**Instruction**
Looking at the data below, count the lines that contain the string "JSON". Write only the total.
++++ Dataset rows ++++
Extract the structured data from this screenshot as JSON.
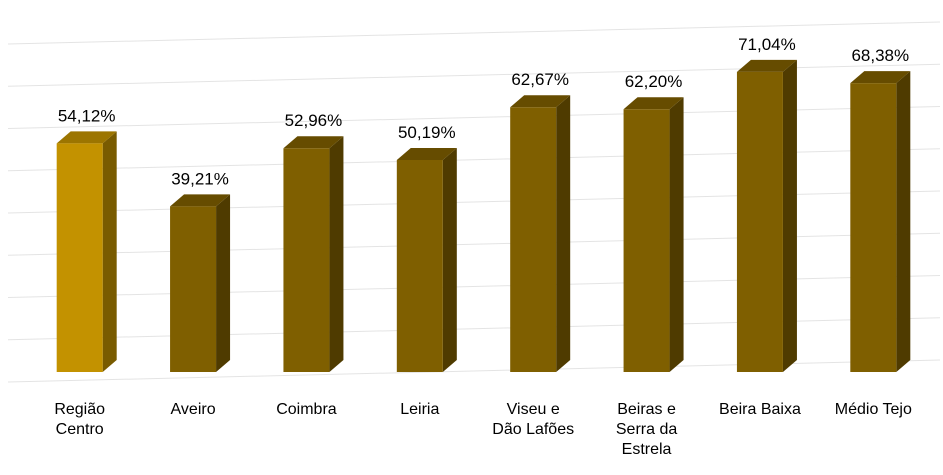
{
  "chart_data": {
    "type": "bar3d",
    "categories": [
      "Região Centro",
      "Aveiro",
      "Coimbra",
      "Leiria",
      "Viseu e Dão Lafões",
      "Beiras e Serra da Estrela",
      "Beira Baixa",
      "Médio Tejo"
    ],
    "values": [
      54.12,
      39.21,
      52.96,
      50.19,
      62.67,
      62.2,
      71.04,
      68.38
    ],
    "value_labels": [
      "54,12%",
      "39,21%",
      "52,96%",
      "50,19%",
      "62,67%",
      "62,20%",
      "71,04%",
      "68,38%"
    ],
    "colors": [
      "#c39200",
      "#7f5f00",
      "#7f5f00",
      "#7f5f00",
      "#7f5f00",
      "#7f5f00",
      "#7f5f00",
      "#7f5f00"
    ],
    "ylim": [
      0,
      80
    ],
    "yticks": [
      0,
      10,
      20,
      30,
      40,
      50,
      60,
      70,
      80
    ],
    "grid": true
  }
}
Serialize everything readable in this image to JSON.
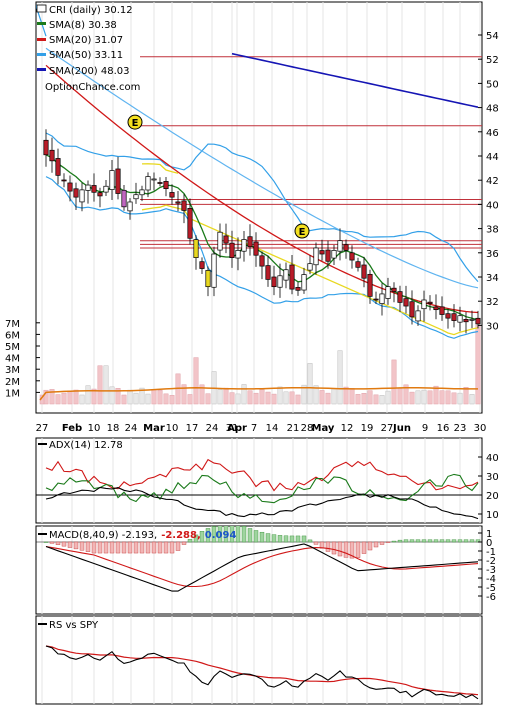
{
  "chart_data": [
    {
      "type": "candlestick",
      "legend": [
        {
          "label": "CRI (daily) 30.12",
          "color": "#ffffff"
        },
        {
          "label": "SMA(8) 30.38",
          "color": "#1a7a1a"
        },
        {
          "label": "SMA(20) 31.07",
          "color": "#d01818"
        },
        {
          "label": "SMA(50) 33.11",
          "color": "#33a0e8"
        },
        {
          "label": "SMA(200) 48.03",
          "color": "#1515b4"
        }
      ],
      "watermark": "OptionChance.com",
      "y_ticks": [
        30,
        32,
        34,
        36,
        38,
        40,
        42,
        44,
        46,
        48,
        50,
        52,
        54
      ],
      "ylim": [
        28.8,
        55.6
      ],
      "volume_ticks": [
        "1M",
        "2M",
        "3M",
        "4M",
        "5M",
        "6M",
        "7M"
      ],
      "x_tick_labels": [
        "27",
        "Feb",
        "10",
        "18",
        "24",
        "Mar",
        "10",
        "17",
        "24",
        "31",
        "Apr",
        "7",
        "14",
        "21",
        "28",
        "May",
        "12",
        "19",
        "27",
        "Jun",
        "9",
        "16",
        "23",
        "30"
      ],
      "horizontal_lines": [
        52.2,
        46.5,
        40.4,
        40.0,
        37.0,
        36.7,
        36.4
      ],
      "earnings_markers": [
        {
          "label": "E",
          "price": 46.8
        },
        {
          "label": "E",
          "price": 37.8
        }
      ],
      "close": [
        44.1,
        43.6,
        42.4,
        42.0,
        41.1,
        40.6,
        41.2,
        41.6,
        41.0,
        40.7,
        41.5,
        42.8,
        40.9,
        39.8,
        40.2,
        40.8,
        41.2,
        42.3,
        42.1,
        41.8,
        41.3,
        40.6,
        40.1,
        39.5,
        37.2,
        35.6,
        34.7,
        33.2,
        35.9,
        37.7,
        36.8,
        35.6,
        36.2,
        37.1,
        36.5,
        35.8,
        34.9,
        33.8,
        33.2,
        34.1,
        34.6,
        33.0,
        32.9,
        34.2,
        35.1,
        36.4,
        35.9,
        35.3,
        36.2,
        37.0,
        36.2,
        35.4,
        34.8,
        33.9,
        32.4,
        32.1,
        32.6,
        33.2,
        32.8,
        31.9,
        31.6,
        30.7,
        31.2,
        32.1,
        31.8,
        31.3,
        30.9,
        30.6,
        30.4,
        30.8,
        30.3,
        30.5,
        30.12
      ]
    },
    {
      "type": "line",
      "title": "ADX(14) 12.78",
      "series": [
        {
          "name": "ADX(14)",
          "color": "#000000"
        },
        {
          "name": "+DI",
          "color": "#1a7a1a"
        },
        {
          "name": "-DI",
          "color": "#d01818"
        }
      ],
      "y_ticks": [
        10,
        20,
        30,
        40
      ],
      "reference_line": 20
    },
    {
      "type": "line",
      "title": "MACD(8,40,9) -2.193,",
      "value_red": "-2.288,",
      "value_blue": "0.094",
      "series": [
        {
          "name": "MACD",
          "color": "#000000"
        },
        {
          "name": "Signal",
          "color": "#d01818"
        },
        {
          "name": "Histogram",
          "color": "#228b22"
        }
      ],
      "y_ticks": [
        1,
        0,
        -1,
        -2,
        -3,
        -4,
        -5,
        -6
      ]
    },
    {
      "type": "line",
      "title": "RS vs SPY",
      "series": [
        {
          "name": "RS",
          "color": "#000000"
        },
        {
          "name": "RS SMA",
          "color": "#d01818"
        }
      ]
    }
  ]
}
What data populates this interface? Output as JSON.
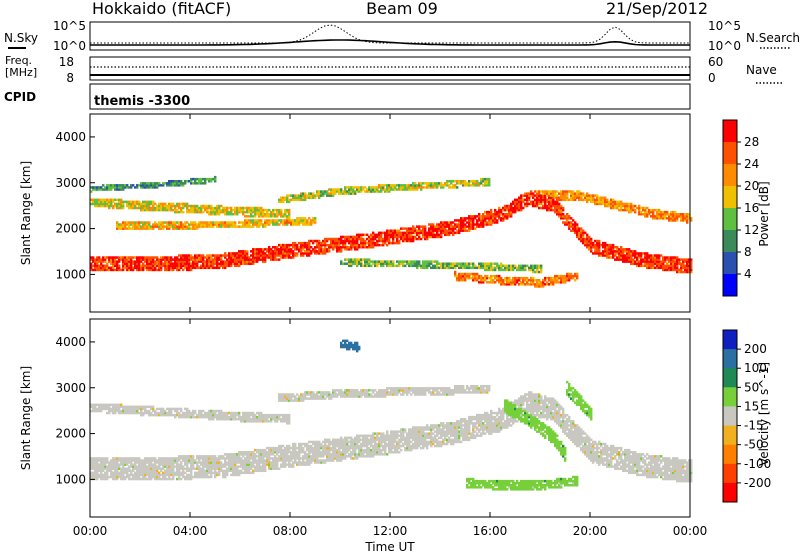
{
  "header": {
    "station": "Hokkaido (fitACF)",
    "beam": "Beam 09",
    "date": "21/Sep/2012"
  },
  "noise_panel": {
    "label": "N.Sky",
    "right_label": "N.Search",
    "yticks_left": [
      "10^5",
      "10^0"
    ],
    "yticks_right": [
      "10^5",
      "10^0"
    ]
  },
  "freq_panel": {
    "label_line1": "Freq.",
    "label_line2": "[MHz]",
    "right_label": "Nave",
    "yticks_left": [
      "18",
      "8"
    ],
    "yticks_right": [
      "60",
      "0"
    ]
  },
  "cpid_panel": {
    "label": "CPID",
    "program": "themis -3300"
  },
  "x_axis": {
    "label": "Time UT",
    "ticks": [
      "00:00",
      "04:00",
      "08:00",
      "12:00",
      "16:00",
      "20:00",
      "00:00"
    ]
  },
  "chart_data": [
    {
      "type": "heatmap",
      "title": "Power",
      "xlabel": "Time UT",
      "ylabel": "Slant Range [km]",
      "ylim": [
        180,
        4500
      ],
      "yticks": [
        1000,
        2000,
        3000,
        4000
      ],
      "colorbar": {
        "label": "Power [dB]",
        "ticks": [
          4,
          8,
          12,
          16,
          20,
          24,
          28
        ],
        "colors": [
          "#0000ff",
          "#2a50b0",
          "#3a8a5a",
          "#5fbf3f",
          "#f0c000",
          "#ff8c00",
          "#ff5000",
          "#ff0000"
        ]
      },
      "bands": [
        {
          "t": [
            0,
            5.0,
            8.0,
            11.5,
            14.5,
            16.5,
            17.5,
            18.5,
            20.0,
            22.0,
            24.0
          ],
          "r": [
            1200,
            1250,
            1500,
            1750,
            2000,
            2300,
            2650,
            2500,
            1600,
            1300,
            1150
          ],
          "width": 320,
          "power": 28
        },
        {
          "t": [
            0,
            3.0,
            6.0,
            8.0
          ],
          "r": [
            2550,
            2450,
            2350,
            2300
          ],
          "width": 200,
          "power": 18
        },
        {
          "t": [
            1.0,
            4.0,
            7.0,
            9.0
          ],
          "r": [
            2050,
            2050,
            2100,
            2150
          ],
          "width": 150,
          "power": 20
        },
        {
          "t": [
            10.0,
            13.0,
            16.0,
            18.0
          ],
          "r": [
            1250,
            1200,
            1150,
            1100
          ],
          "width": 150,
          "power": 14
        },
        {
          "t": [
            14.5,
            16.5,
            18.0,
            19.5
          ],
          "r": [
            950,
            850,
            800,
            950
          ],
          "width": 180,
          "power": 24
        },
        {
          "t": [
            7.5,
            10.0,
            13.0,
            16.0
          ],
          "r": [
            2600,
            2800,
            2900,
            3000
          ],
          "width": 150,
          "power": 16
        },
        {
          "t": [
            17.5,
            19.5,
            21.0,
            22.5,
            24.0
          ],
          "r": [
            2700,
            2700,
            2500,
            2300,
            2200
          ],
          "width": 200,
          "power": 22
        },
        {
          "t": [
            0,
            3.0,
            5.0
          ],
          "r": [
            2850,
            2950,
            3050
          ],
          "width": 120,
          "power": 10
        }
      ]
    },
    {
      "type": "heatmap",
      "title": "Velocity",
      "xlabel": "Time UT",
      "ylabel": "Slant Range [km]",
      "ylim": [
        180,
        4500
      ],
      "yticks": [
        1000,
        2000,
        3000,
        4000
      ],
      "colorbar": {
        "label": "Velocity [m s^-1]",
        "ticks": [
          200,
          100,
          50,
          15,
          -15,
          -50,
          -100,
          -200
        ],
        "colors": [
          "#1020c0",
          "#2a70a0",
          "#1f8a55",
          "#77d03a",
          "#c8c8c0",
          "#f0b020",
          "#ff8000",
          "#ff4000",
          "#ff0000"
        ]
      },
      "bands": [
        {
          "t": [
            0,
            5.0,
            8.0,
            11.5,
            14.5,
            16.5,
            17.5,
            18.5,
            20.0,
            22.0,
            24.0
          ],
          "r": [
            1200,
            1250,
            1500,
            1750,
            2000,
            2300,
            2650,
            2500,
            1600,
            1300,
            1150
          ],
          "width": 500,
          "velocity": 0
        },
        {
          "t": [
            0,
            3.0,
            6.0,
            8.0
          ],
          "r": [
            2550,
            2450,
            2350,
            2300
          ],
          "width": 200,
          "velocity": 0
        },
        {
          "t": [
            7.5,
            10.0,
            13.0,
            16.0
          ],
          "r": [
            2750,
            2850,
            2900,
            2950
          ],
          "width": 180,
          "velocity": 0
        },
        {
          "t": [
            15.0,
            16.5,
            18.0,
            19.5
          ],
          "r": [
            900,
            850,
            850,
            950
          ],
          "width": 200,
          "velocity": 35
        },
        {
          "t": [
            16.5,
            17.5,
            18.5,
            19.0
          ],
          "r": [
            2600,
            2300,
            1900,
            1500
          ],
          "width": 300,
          "velocity": 35
        },
        {
          "t": [
            19.0,
            19.5,
            20.0
          ],
          "r": [
            3000,
            2700,
            2400
          ],
          "width": 300,
          "velocity": 35
        },
        {
          "t": [
            10.0,
            10.8
          ],
          "r": [
            3950,
            3850
          ],
          "width": 200,
          "velocity": 180
        }
      ]
    }
  ]
}
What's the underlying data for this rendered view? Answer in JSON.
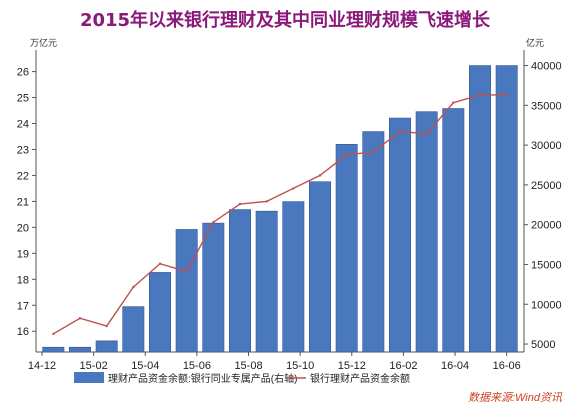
++++
**Solution to this task**
4